#### DOCUMENT TEXT:

:::

# 2nd grow, another fail…



## projectpanda831 (Jul 26, 2021)

So this is my second grow and once again… it was a fail.
Im currently in week 5 of flower and 3 out of my 4 plants are pretty much dead. The leaves started lime yellow and then turned yellow. This happened in my last run with the GG#4. Again… NO SMELL during flowering just like last run as well. I dont know what im doing wrong. Can anyone try to guide me in the right direction?

Strain: MK Ultra
pH: 6.5 everytime
Water: Tap water. 220ppm. Letting it sit out for a couple of days before using it.
Ppm: Worked my way up to 1000 per Flora line schedule. No higher than that. Using 500 scale.
Lights: HLG 650R Full-Spectrum 630W. Worked my way up the intensity.
Medium: Fox Farm Bushdoctor Coco Loco. It says to water between 6.3-6.8
Nutrients: FloraMicro, FloraGro and FloraBloom. Botanicare CalMagPlus. This run i decided to use Terpinator and Rock Resinator.  Giving half recommended dose on all nutrients.


----------



## sharonp (Jul 26, 2021)

Are you sure you do not have nutrient lock out?


----------



## Airbone (Jul 27, 2021)

Maybe not enough nutes?

Not sure I’m new as well but in my hydro outdoor set up I was running 1200-1500 ppm in veg.


----------



## ROSTERMAN (Jul 27, 2021)

So did you toss the plants?


----------



## Bubba (Jul 27, 2021)

What are they growing in?

Bubba


----------



## projectpanda831 (Jul 27, 2021)

sharonp said:


> Are you sure you do not have nutrient lock out?


That could possibly be it. Ill google how to prevent that or how i can tell if its a lock out.


----------



## projectpanda831 (Jul 27, 2021)

Airbone said:


> Maybe not enough nutes?
> 
> Not sure I’m new as well but in my hydro outdoor set up I was running 1200-1500 ppm in veg.

:::

#### DATASET SECTION:
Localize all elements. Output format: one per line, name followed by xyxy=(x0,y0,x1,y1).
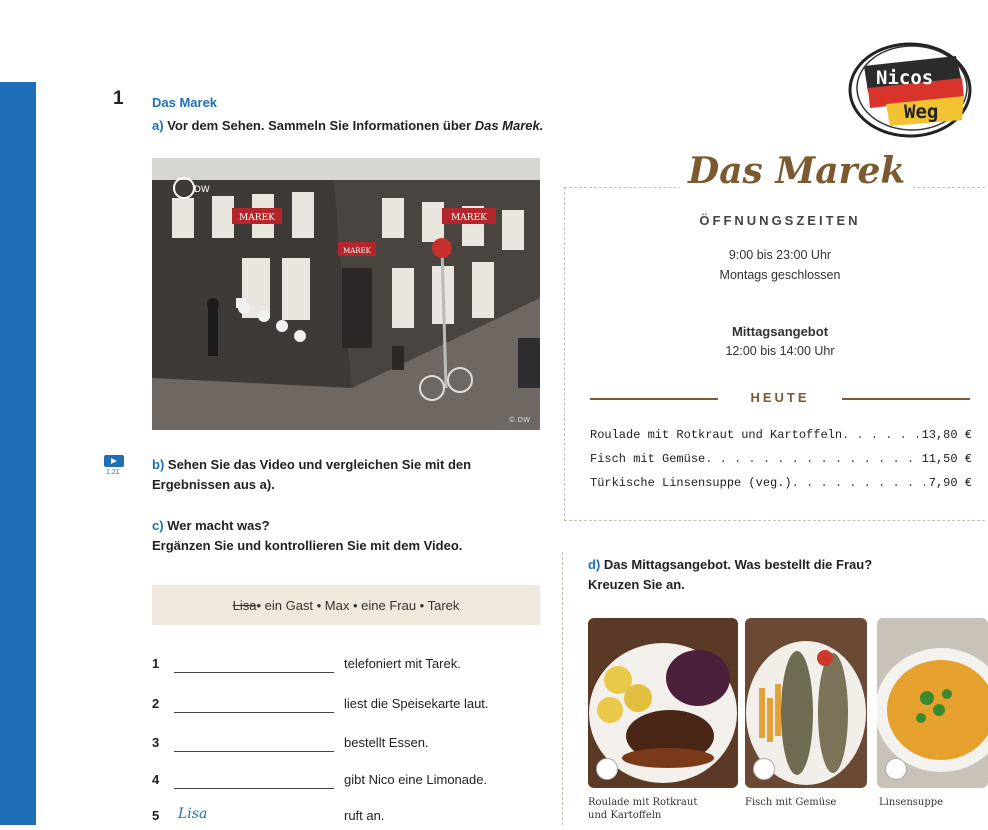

:::

#### THE TASKS:
(1) Duplicate the part of the failed-grow thread between "Ppm: Worked my" and "on all nutrients.", inclusive.
(2) Carry the failed-grow forum thread forward from its last post.

#### OUTPUTS FOR THE TASKS:
(1)
Ppm: Worked my way up to 1000 per Flora line schedule. No higher than that. Using 500 scale.
Lights: HLG 650R Full-Spectrum 630W. Worked my way up the intensity.
Medium: Fox Farm Bushdoctor Coco Loco. It says to water between 6.3-6.8
Nutrients: FloraMicro, FloraGro and FloraBloom. Botanicare CalMagPlus. This run i decided to use Terpinator and Rock Resinator.  Giving half recommended dose on all nutrients.

(2)
Did you run into any nutrient issues?


----------



## projectpanda831 (Jul 27, 2021)

ROSTERMAN said:


> So did you toss the plants?


No, i did not. At this point im just gonna let them be and whatever happens, happens lol obv im still going to water them.


----------



## projectpanda831 (Jul 27, 2021)

Bubba said:


> What are they growing in?
> 
> Bubba


Theyre going in Fox Farm Bushdoctor Coco Loco. It says to pH at 6.3-6.8.


----------



## Bubba (Jul 27, 2021)

projectpanda831 said:


> That could possibly be it. Ill google how to prevent that or how i can tell if its a lock out.


Usually, they are PH related. Certain nutes are only available in certain ranges. The PH numbers you give are on, so may not be your problem?

Usually hydro type grows, and some Coco  grows sort of falls in that category. Hydro usually calls for lower PH, say 5.8.  That said, your instructions were followed.

I'D grow them out.

Bubba


----------



## Airbone (Jul 27, 2021)

projectpanda831 said:


> Did you run into any nutrient issues?


No not yet.



These are only at day 7 flower and I’m using fox farms on these.
This grow feed schedule I’m at 1750-2000 right now.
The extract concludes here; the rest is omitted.